What is being asked:
Return only the number of lines that hold "Yerel".

#### Supplied information ####

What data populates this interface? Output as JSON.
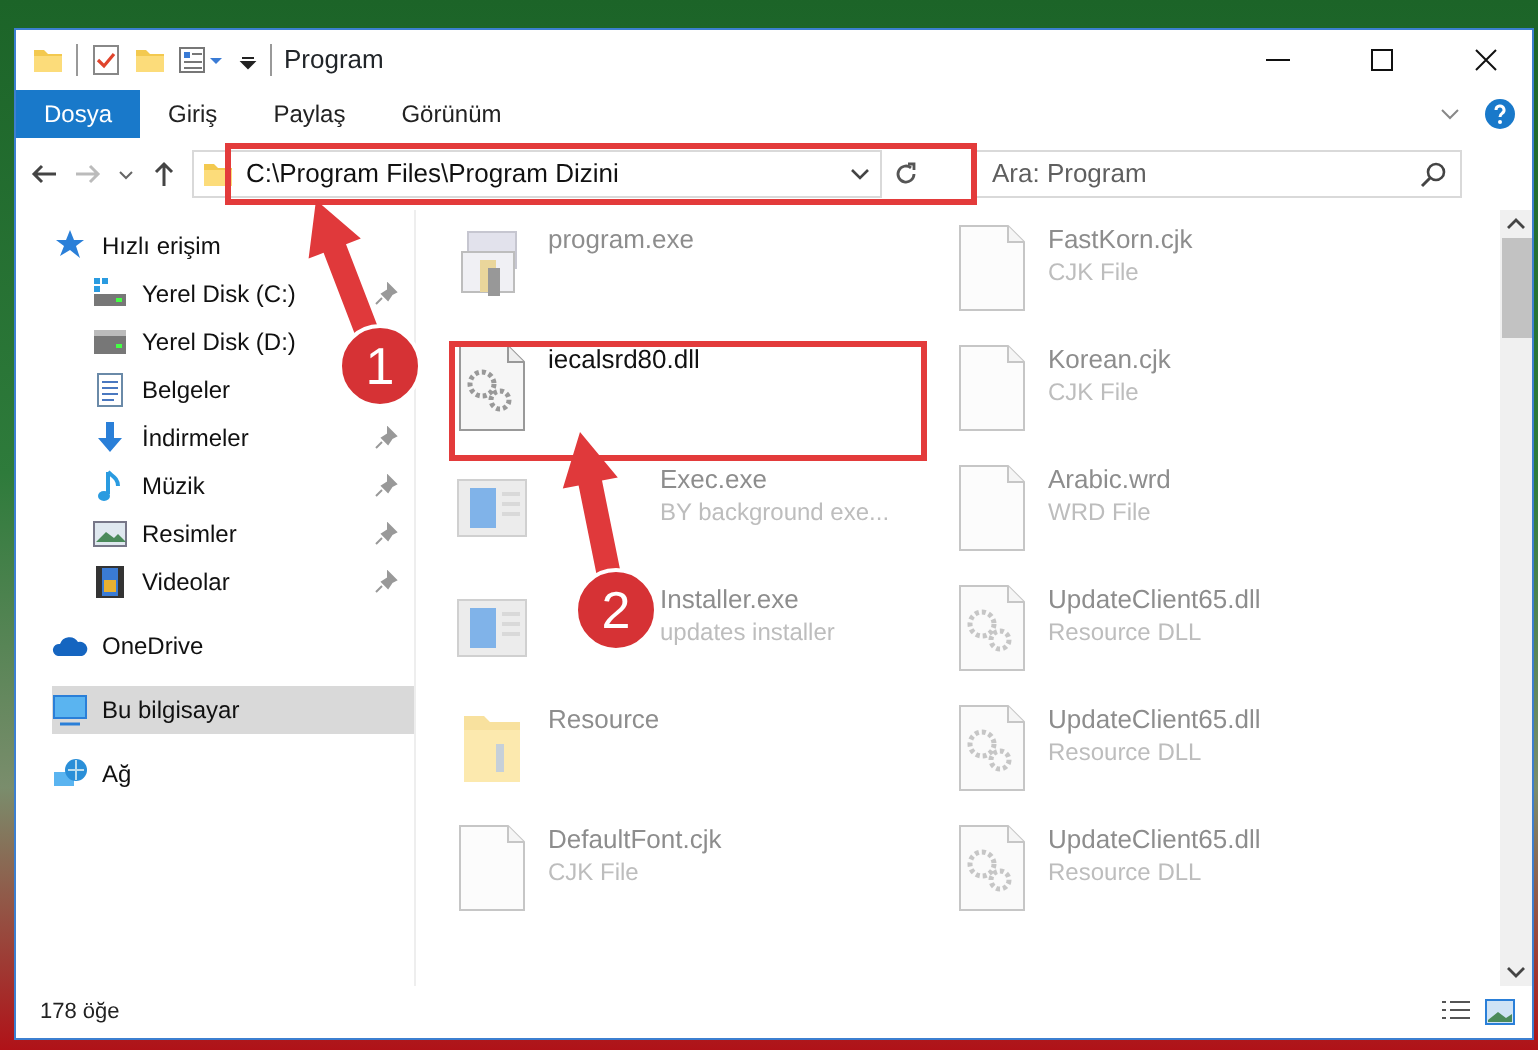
{
  "window": {
    "title": "Program"
  },
  "ribbon_tabs": [
    {
      "label": "Dosya",
      "selected": true
    },
    {
      "label": "Giriş",
      "selected": false
    },
    {
      "label": "Paylaş",
      "selected": false
    },
    {
      "label": "Görünüm",
      "selected": false
    }
  ],
  "address_bar": {
    "path": "C:\\Program Files\\Program Dizini"
  },
  "search": {
    "placeholder": "Ara: Program"
  },
  "sidebar": {
    "items": [
      {
        "label": "Hızlı erişim",
        "kind": "star",
        "selected": false,
        "children": [
          {
            "label": "Yerel Disk (C:)",
            "kind": "drive-win",
            "pinned": true,
            "selected": false
          },
          {
            "label": "Yerel Disk (D:)",
            "kind": "drive",
            "selected": false
          },
          {
            "label": "Belgeler",
            "kind": "docs",
            "selected": false
          },
          {
            "label": "İndirmeler",
            "kind": "download",
            "pinned": true,
            "selected": false
          },
          {
            "label": "Müzik",
            "kind": "music",
            "pinned": true,
            "selected": false
          },
          {
            "label": "Resimler",
            "kind": "pictures",
            "pinned": true,
            "selected": false
          },
          {
            "label": "Videolar",
            "kind": "videos",
            "pinned": true,
            "selected": false
          }
        ]
      },
      {
        "label": "OneDrive",
        "kind": "cloud",
        "selected": false
      },
      {
        "label": "Bu bilgisayar",
        "kind": "computer",
        "selected": true
      },
      {
        "label": "Ağ",
        "kind": "network",
        "selected": false
      }
    ]
  },
  "files": [
    {
      "name": "program.exe",
      "kind": "app",
      "blurred": true
    },
    {
      "name": "FastKorn.cjk",
      "type": "CJK File",
      "kind": "doc",
      "blurred": true
    },
    {
      "name": "iecalsrd80.dll",
      "kind": "dll",
      "blurred": false
    },
    {
      "name": "Korean.cjk",
      "type": "CJK File",
      "kind": "doc",
      "blurred": true
    },
    {
      "name": "Exec.exe",
      "type": "BY background exe...",
      "kind": "window",
      "blurred": true,
      "covered": true
    },
    {
      "name": "Arabic.wrd",
      "type": "WRD File",
      "kind": "doc",
      "blurred": true
    },
    {
      "name": "Installer.exe",
      "type": "updates installer",
      "kind": "window",
      "blurred": true,
      "covered": true
    },
    {
      "name": "UpdateClient65.dll",
      "type": "Resource DLL",
      "kind": "dll",
      "blurred": true
    },
    {
      "name": "Resource",
      "kind": "folder",
      "blurred": true
    },
    {
      "name": "UpdateClient65.dll",
      "type": "Resource DLL",
      "kind": "dll",
      "blurred": true
    },
    {
      "name": "DefaultFont.cjk",
      "type": "CJK File",
      "kind": "doc",
      "blurred": true
    },
    {
      "name": "UpdateClient65.dll",
      "type": "Resource DLL",
      "kind": "dll",
      "blurred": true
    }
  ],
  "annotations": [
    {
      "label": "1"
    },
    {
      "label": "2"
    }
  ],
  "status_bar": {
    "count": "178 öğe"
  }
}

####

Exercise result:
2